Transcribe all the entries word for word, omitting any pictures they contain.

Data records
[Begin]
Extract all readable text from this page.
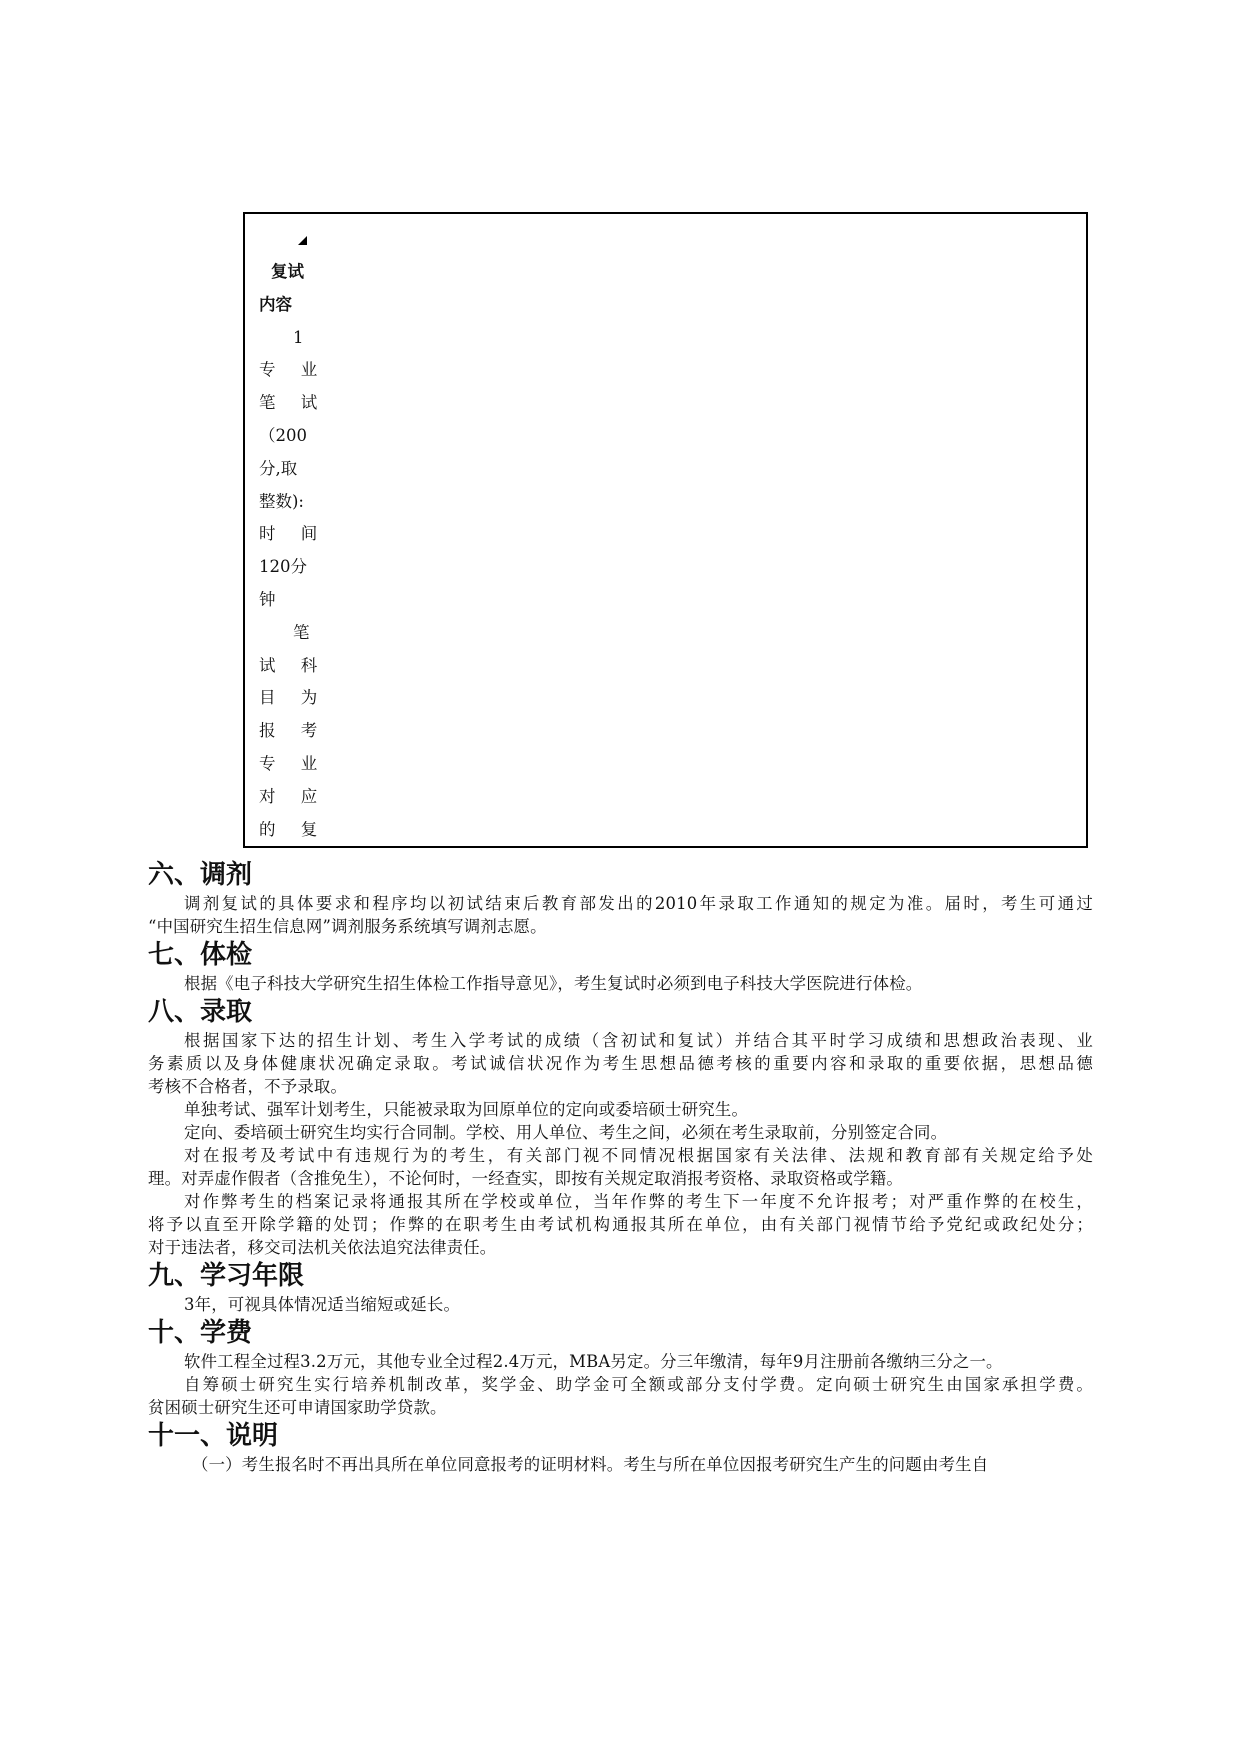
复试
内容
1
专 业
笔 试
（200
分,取
整数):
时 间
120分
钟
笔
试 科
目 为
报 考
专 业
对 应
的 复
六、调剂
调剂复试的具体要求和程序均以初试结束后教育部发出的2010年录取工作通知的规定为准。届时，考生可通过
“中国研究生招生信息网”调剂服务系统填写调剂志愿。
七、体检
根据《电子科技大学研究生招生体检工作指导意见》，考生复试时必须到电子科技大学医院进行体检。
八、录取
根据国家下达的招生计划、考生入学考试的成绩（含初试和复试）并结合其平时学习成绩和思想政治表现、业
务素质以及身体健康状况确定录取。考试诚信状况作为考生思想品德考核的重要内容和录取的重要依据，思想品德
考核不合格者，不予录取。
单独考试、强军计划考生，只能被录取为回原单位的定向或委培硕士研究生。
定向、委培硕士研究生均实行合同制。学校、用人单位、考生之间，必须在考生录取前，分别签定合同。
对在报考及考试中有违规行为的考生，有关部门视不同情况根据国家有关法律、法规和教育部有关规定给予处
理。对弄虚作假者（含推免生），不论何时，一经查实，即按有关规定取消报考资格、录取资格或学籍。
对作弊考生的档案记录将通报其所在学校或单位，当年作弊的考生下一年度不允许报考；对严重作弊的在校生，
将予以直至开除学籍的处罚；作弊的在职考生由考试机构通报其所在单位，由有关部门视情节给予党纪或政纪处分；
对于违法者，移交司法机关依法追究法律责任。
九、学习年限
3年，可视具体情况适当缩短或延长。
十、学费
软件工程全过程3.2万元，其他专业全过程2.4万元，MBA另定。分三年缴清，每年9月注册前各缴纳三分之一。
自筹硕士研究生实行培养机制改革，奖学金、助学金可全额或部分支付学费。定向硕士研究生由国家承担学费。
贫困硕士研究生还可申请国家助学贷款。
十一、说明
（一）考生报名时不再出具所在单位同意报考的证明材料。考生与所在单位因报考研究生产生的问题由考生自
[End]
» Completed task:
Extract all readable text from this page.
复试
内容
1
专 业
笔 试
（200
分,取
整数):
时 间
120分
钟
笔
试 科
目 为
报 考
专 业
对 应
的 复
六、调剂
调剂复试的具体要求和程序均以初试结束后教育部发出的2010年录取工作通知的规定为准。届时，考生可通过
“中国研究生招生信息网”调剂服务系统填写调剂志愿。
七、体检
根据《电子科技大学研究生招生体检工作指导意见》，考生复试时必须到电子科技大学医院进行体检。
八、录取
根据国家下达的招生计划、考生入学考试的成绩（含初试和复试）并结合其平时学习成绩和思想政治表现、业
务素质以及身体健康状况确定录取。考试诚信状况作为考生思想品德考核的重要内容和录取的重要依据，思想品德
考核不合格者，不予录取。
单独考试、强军计划考生，只能被录取为回原单位的定向或委培硕士研究生。
定向、委培硕士研究生均实行合同制。学校、用人单位、考生之间，必须在考生录取前，分别签定合同。
对在报考及考试中有违规行为的考生，有关部门视不同情况根据国家有关法律、法规和教育部有关规定给予处
理。对弄虚作假者（含推免生），不论何时，一经查实，即按有关规定取消报考资格、录取资格或学籍。
对作弊考生的档案记录将通报其所在学校或单位，当年作弊的考生下一年度不允许报考；对严重作弊的在校生，
将予以直至开除学籍的处罚；作弊的在职考生由考试机构通报其所在单位，由有关部门视情节给予党纪或政纪处分；
对于违法者，移交司法机关依法追究法律责任。
九、学习年限
3年，可视具体情况适当缩短或延长。
十、学费
软件工程全过程3.2万元，其他专业全过程2.4万元，MBA另定。分三年缴清，每年9月注册前各缴纳三分之一。
自筹硕士研究生实行培养机制改革，奖学金、助学金可全额或部分支付学费。定向硕士研究生由国家承担学费。
贫困硕士研究生还可申请国家助学贷款。
十一、说明
（一）考生报名时不再出具所在单位同意报考的证明材料。考生与所在单位因报考研究生产生的问题由考生自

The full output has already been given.